#### [GOAL]
Output every entry exactly as written, skipping any pictures.

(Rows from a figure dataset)
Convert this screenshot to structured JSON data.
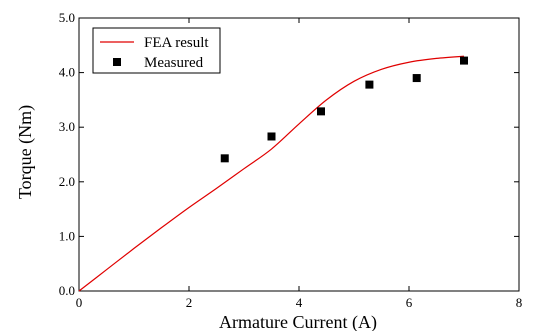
{
  "chart_data": {
    "type": "line",
    "title": "",
    "xlabel": "Armature Current (A)",
    "ylabel": "Torque (Nm)",
    "xlim": [
      0,
      8
    ],
    "ylim": [
      0,
      5
    ],
    "grid": false,
    "legend_position": "top-left",
    "x_ticks": [
      "0",
      "2",
      "4",
      "6",
      "8"
    ],
    "y_ticks": [
      "0.0",
      "1.0",
      "2.0",
      "3.0",
      "4.0",
      "5.0"
    ],
    "series": [
      {
        "name": "FEA result",
        "style": "line",
        "color": "#e00000",
        "x": [
          0,
          0.5,
          1.0,
          1.5,
          2.0,
          2.5,
          3.0,
          3.5,
          4.0,
          4.5,
          5.0,
          5.5,
          6.0,
          6.5,
          7.0
        ],
        "y": [
          0.0,
          0.39,
          0.78,
          1.16,
          1.53,
          1.88,
          2.24,
          2.6,
          3.06,
          3.5,
          3.84,
          4.06,
          4.19,
          4.26,
          4.3
        ]
      },
      {
        "name": "Measured",
        "style": "marker",
        "color": "#000000",
        "x": [
          2.65,
          3.5,
          4.4,
          5.28,
          6.14,
          7.0
        ],
        "y": [
          2.43,
          2.83,
          3.29,
          3.78,
          3.9,
          4.22
        ]
      }
    ]
  }
}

#### [RESULT OF THE TASK]
Convert this screenshot to structured JSON data.
{
  "chart_data": {
    "type": "line",
    "title": "",
    "xlabel": "Armature Current (A)",
    "ylabel": "Torque (Nm)",
    "xlim": [
      0,
      8
    ],
    "ylim": [
      0,
      5
    ],
    "grid": false,
    "legend_position": "top-left",
    "x_ticks": [
      "0",
      "2",
      "4",
      "6",
      "8"
    ],
    "y_ticks": [
      "0.0",
      "1.0",
      "2.0",
      "3.0",
      "4.0",
      "5.0"
    ],
    "series": [
      {
        "name": "FEA result",
        "style": "line",
        "color": "#e00000",
        "x": [
          0,
          0.5,
          1.0,
          1.5,
          2.0,
          2.5,
          3.0,
          3.5,
          4.0,
          4.5,
          5.0,
          5.5,
          6.0,
          6.5,
          7.0
        ],
        "y": [
          0.0,
          0.39,
          0.78,
          1.16,
          1.53,
          1.88,
          2.24,
          2.6,
          3.06,
          3.5,
          3.84,
          4.06,
          4.19,
          4.26,
          4.3
        ]
      },
      {
        "name": "Measured",
        "style": "marker",
        "color": "#000000",
        "x": [
          2.65,
          3.5,
          4.4,
          5.28,
          6.14,
          7.0
        ],
        "y": [
          2.43,
          2.83,
          3.29,
          3.78,
          3.9,
          4.22
        ]
      }
    ]
  }
}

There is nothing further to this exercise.